** BEGIN **

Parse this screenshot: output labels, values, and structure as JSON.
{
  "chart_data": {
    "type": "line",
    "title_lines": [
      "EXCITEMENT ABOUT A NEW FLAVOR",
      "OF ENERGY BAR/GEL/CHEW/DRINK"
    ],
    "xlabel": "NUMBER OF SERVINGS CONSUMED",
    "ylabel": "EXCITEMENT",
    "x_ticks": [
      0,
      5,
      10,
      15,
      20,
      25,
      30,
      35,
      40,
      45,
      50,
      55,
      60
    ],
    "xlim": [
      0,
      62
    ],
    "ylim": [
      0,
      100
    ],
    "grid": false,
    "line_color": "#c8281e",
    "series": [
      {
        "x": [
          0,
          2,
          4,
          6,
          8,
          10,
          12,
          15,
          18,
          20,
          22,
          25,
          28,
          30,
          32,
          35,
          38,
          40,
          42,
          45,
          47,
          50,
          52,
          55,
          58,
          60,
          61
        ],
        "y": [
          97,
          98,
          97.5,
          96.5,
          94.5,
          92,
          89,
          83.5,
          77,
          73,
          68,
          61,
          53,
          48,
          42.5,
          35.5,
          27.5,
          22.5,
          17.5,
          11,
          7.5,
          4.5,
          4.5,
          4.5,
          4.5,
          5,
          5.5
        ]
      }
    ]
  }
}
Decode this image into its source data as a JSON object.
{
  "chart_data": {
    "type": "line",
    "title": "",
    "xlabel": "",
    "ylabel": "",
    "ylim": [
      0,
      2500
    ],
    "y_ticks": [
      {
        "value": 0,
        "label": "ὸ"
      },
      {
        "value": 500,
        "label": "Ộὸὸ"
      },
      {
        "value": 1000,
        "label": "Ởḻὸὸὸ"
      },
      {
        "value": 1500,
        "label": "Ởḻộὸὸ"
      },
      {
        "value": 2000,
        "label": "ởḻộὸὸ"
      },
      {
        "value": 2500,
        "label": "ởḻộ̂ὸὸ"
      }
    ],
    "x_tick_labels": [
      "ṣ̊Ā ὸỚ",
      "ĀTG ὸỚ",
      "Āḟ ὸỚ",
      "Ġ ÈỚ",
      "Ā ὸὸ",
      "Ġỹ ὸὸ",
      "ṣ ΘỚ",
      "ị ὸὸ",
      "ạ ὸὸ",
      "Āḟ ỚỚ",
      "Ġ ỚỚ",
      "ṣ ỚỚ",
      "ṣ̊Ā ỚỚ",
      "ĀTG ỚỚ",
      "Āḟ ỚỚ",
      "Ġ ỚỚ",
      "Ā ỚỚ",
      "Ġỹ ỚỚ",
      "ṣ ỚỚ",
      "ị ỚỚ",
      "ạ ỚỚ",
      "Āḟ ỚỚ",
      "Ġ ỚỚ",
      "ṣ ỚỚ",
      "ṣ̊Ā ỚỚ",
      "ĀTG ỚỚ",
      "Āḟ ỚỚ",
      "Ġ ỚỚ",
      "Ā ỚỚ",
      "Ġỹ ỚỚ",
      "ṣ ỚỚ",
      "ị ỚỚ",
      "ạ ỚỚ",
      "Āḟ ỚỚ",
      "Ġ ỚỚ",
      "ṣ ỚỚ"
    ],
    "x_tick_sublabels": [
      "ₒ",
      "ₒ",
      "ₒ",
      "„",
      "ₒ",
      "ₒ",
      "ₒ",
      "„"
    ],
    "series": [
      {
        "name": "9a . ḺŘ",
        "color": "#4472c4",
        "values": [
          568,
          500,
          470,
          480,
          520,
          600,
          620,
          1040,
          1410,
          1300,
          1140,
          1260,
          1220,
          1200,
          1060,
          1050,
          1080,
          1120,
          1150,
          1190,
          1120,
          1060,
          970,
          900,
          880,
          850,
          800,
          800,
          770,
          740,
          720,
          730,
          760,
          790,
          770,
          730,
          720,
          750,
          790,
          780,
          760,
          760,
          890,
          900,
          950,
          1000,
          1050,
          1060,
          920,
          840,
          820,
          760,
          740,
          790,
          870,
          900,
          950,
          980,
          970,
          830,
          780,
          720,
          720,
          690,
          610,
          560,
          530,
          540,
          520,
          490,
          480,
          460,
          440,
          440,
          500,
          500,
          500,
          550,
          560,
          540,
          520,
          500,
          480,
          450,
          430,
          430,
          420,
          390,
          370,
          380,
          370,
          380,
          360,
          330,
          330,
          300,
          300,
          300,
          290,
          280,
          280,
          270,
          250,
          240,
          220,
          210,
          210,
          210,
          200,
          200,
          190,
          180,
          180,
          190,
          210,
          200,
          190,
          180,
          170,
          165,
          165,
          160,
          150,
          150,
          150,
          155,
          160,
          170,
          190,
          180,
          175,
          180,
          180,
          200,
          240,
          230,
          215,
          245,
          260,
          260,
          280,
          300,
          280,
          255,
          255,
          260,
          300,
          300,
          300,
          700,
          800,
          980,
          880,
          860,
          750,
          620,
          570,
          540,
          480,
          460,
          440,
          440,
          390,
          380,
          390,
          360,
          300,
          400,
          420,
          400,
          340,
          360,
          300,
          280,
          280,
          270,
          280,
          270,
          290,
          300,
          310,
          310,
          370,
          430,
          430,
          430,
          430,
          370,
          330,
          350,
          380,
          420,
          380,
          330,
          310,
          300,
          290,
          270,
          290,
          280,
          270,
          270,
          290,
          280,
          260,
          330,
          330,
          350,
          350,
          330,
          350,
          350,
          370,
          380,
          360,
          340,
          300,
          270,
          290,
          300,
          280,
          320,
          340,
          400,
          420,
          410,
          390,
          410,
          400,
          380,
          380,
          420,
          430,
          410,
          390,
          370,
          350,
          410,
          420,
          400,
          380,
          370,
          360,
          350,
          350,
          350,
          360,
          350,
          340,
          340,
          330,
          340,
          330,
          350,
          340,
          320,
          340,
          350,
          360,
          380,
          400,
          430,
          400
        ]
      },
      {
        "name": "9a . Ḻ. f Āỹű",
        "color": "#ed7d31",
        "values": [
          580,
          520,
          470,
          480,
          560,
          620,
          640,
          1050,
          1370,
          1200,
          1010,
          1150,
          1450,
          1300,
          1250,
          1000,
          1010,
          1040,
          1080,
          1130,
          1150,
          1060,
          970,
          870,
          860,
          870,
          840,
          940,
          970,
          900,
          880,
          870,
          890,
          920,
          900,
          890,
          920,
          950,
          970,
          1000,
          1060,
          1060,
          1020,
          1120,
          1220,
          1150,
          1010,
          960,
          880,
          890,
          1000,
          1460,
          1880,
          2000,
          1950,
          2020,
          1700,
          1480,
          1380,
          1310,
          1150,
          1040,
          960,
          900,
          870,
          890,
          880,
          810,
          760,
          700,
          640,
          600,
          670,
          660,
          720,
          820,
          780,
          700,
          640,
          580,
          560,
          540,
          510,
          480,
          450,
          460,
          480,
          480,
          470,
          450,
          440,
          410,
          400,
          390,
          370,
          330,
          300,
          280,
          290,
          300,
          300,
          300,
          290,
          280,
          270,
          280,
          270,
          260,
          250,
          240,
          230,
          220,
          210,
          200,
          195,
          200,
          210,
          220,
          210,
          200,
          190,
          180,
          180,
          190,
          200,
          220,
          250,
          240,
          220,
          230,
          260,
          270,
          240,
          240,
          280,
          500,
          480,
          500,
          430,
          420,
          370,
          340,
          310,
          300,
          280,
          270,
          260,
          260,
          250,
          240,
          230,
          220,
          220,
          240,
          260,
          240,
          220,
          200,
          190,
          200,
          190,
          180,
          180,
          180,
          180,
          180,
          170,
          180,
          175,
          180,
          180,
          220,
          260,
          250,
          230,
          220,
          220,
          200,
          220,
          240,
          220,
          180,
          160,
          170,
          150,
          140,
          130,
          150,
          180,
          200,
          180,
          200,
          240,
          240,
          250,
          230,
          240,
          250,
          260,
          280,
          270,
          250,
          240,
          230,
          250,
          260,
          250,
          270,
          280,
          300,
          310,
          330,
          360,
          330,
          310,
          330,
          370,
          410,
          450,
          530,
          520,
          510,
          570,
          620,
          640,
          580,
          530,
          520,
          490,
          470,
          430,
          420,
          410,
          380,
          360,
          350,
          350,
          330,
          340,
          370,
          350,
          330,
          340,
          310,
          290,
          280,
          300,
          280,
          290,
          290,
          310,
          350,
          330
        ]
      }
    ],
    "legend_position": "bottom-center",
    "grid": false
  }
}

** END **

• EXERCISE DIRECTIONS: Copy and report every line where the word "xlabel" is present.

• ANSWER IN FULL:
    "xlabel": "NUMBER OF SERVINGS CONSUMED",
    "xlabel": "",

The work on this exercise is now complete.